▶ [Exercise prompt] Scan the lines and state how many carry "Cost". Leave out everything but the number.

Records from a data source
··········
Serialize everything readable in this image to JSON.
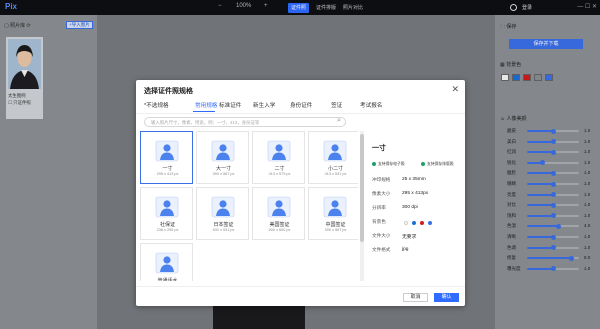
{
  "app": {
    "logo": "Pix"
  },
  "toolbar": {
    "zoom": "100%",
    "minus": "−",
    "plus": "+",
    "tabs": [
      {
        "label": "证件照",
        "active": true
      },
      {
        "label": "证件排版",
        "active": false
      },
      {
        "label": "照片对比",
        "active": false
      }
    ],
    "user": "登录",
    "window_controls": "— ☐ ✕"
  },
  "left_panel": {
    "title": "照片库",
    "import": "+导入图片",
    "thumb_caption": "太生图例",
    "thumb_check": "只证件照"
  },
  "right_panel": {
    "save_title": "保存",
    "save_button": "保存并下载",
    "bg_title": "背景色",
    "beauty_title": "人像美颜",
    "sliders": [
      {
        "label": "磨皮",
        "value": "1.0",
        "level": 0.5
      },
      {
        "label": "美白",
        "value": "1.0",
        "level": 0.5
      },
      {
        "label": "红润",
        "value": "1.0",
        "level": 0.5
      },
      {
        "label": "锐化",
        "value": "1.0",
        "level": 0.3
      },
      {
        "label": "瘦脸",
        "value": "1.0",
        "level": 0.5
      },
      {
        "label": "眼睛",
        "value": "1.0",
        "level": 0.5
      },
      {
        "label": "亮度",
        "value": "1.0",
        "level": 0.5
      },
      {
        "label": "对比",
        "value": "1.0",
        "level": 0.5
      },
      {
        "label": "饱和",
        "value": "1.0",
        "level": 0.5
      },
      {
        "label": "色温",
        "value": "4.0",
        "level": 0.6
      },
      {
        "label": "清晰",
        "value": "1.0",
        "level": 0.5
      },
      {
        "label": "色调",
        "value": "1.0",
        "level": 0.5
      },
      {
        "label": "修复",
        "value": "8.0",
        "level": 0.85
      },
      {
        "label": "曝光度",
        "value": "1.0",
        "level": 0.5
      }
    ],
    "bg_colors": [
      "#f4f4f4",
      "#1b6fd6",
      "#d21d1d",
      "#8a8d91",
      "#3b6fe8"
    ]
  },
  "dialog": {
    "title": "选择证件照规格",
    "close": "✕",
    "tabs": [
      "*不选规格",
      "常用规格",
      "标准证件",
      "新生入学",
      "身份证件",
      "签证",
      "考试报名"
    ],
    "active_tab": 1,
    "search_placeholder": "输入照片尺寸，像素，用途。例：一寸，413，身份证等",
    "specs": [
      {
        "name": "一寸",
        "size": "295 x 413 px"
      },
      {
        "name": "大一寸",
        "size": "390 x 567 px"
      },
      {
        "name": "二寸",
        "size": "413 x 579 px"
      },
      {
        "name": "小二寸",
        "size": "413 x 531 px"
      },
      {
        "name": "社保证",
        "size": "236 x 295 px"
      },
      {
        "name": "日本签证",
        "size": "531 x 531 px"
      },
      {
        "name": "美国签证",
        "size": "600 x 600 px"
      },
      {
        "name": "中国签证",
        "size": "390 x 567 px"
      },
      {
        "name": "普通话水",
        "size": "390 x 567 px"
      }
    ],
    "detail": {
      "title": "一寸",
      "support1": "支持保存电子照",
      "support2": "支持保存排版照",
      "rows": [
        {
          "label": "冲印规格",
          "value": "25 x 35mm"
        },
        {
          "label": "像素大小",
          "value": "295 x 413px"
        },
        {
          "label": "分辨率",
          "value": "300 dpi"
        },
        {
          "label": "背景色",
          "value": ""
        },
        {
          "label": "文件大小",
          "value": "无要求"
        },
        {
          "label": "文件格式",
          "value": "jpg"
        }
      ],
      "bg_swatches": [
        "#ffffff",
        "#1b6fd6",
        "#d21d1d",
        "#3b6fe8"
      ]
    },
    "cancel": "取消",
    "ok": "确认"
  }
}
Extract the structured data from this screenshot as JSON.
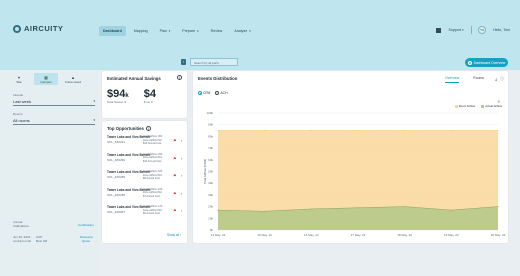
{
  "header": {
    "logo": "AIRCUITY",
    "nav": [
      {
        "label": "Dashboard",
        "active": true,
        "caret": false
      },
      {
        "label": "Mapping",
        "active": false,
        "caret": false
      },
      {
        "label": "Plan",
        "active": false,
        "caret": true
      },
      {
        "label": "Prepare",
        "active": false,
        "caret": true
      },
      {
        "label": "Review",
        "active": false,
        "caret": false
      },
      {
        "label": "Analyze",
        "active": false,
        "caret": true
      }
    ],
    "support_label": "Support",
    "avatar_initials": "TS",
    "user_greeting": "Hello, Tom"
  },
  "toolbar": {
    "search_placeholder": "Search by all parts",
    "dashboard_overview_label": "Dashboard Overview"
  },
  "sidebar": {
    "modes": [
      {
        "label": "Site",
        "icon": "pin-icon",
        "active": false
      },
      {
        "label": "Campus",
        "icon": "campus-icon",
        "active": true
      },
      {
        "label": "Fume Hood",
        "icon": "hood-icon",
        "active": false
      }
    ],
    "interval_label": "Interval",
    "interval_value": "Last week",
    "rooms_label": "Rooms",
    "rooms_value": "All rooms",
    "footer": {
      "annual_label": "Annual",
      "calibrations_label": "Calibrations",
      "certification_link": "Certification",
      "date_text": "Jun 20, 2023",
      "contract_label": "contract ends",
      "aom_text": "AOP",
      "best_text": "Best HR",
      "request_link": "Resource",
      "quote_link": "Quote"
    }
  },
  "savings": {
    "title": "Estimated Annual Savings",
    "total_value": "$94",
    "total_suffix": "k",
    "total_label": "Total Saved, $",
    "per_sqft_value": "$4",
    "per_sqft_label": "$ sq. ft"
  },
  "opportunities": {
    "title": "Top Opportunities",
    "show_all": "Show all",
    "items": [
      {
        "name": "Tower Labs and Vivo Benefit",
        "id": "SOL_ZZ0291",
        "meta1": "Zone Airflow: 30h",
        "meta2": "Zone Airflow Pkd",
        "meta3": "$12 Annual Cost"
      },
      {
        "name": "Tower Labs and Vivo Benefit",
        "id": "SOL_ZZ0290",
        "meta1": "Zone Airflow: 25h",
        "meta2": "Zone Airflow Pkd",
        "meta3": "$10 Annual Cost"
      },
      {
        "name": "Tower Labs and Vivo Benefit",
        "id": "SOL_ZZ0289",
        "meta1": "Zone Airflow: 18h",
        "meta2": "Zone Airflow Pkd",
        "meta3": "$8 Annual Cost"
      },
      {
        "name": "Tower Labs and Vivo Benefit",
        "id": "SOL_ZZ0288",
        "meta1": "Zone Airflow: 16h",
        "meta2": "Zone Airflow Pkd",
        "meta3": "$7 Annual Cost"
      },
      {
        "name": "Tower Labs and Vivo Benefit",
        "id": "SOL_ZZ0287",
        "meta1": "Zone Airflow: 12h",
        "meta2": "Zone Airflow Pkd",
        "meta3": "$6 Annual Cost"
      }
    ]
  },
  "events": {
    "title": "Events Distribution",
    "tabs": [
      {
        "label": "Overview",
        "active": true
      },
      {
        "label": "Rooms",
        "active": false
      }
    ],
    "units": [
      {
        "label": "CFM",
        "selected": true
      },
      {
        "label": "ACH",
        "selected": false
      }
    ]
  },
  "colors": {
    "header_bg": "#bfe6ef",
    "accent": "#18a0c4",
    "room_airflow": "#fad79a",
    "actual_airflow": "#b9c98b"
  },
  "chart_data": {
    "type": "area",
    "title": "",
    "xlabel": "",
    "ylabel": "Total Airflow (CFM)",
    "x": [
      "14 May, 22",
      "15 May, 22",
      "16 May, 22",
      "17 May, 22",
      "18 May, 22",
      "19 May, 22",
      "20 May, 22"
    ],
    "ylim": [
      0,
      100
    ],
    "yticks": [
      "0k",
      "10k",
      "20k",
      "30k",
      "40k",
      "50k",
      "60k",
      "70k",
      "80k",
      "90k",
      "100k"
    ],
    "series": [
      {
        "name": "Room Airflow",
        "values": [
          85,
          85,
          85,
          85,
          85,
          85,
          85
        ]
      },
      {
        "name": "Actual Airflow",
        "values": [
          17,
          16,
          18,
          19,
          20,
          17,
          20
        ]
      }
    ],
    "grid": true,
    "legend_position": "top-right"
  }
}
··········
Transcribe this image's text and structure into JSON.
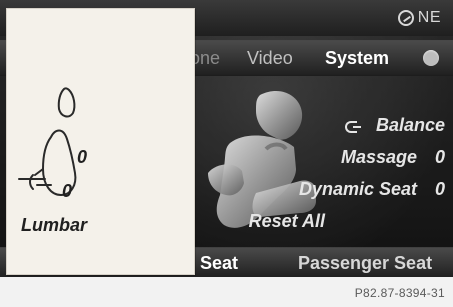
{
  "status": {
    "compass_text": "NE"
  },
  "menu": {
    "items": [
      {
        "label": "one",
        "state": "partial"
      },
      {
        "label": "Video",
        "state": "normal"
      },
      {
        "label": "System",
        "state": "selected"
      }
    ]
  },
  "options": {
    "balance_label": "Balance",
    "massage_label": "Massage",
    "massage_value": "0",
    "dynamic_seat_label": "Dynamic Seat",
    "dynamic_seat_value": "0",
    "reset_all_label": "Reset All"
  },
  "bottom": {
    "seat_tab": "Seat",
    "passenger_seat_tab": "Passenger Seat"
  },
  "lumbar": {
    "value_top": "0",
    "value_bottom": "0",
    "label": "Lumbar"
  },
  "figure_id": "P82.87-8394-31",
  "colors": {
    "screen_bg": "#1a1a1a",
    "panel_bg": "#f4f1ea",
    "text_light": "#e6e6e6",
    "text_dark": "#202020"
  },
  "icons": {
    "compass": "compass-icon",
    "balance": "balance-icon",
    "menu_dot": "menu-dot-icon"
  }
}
··········
▶ [The completed task] 5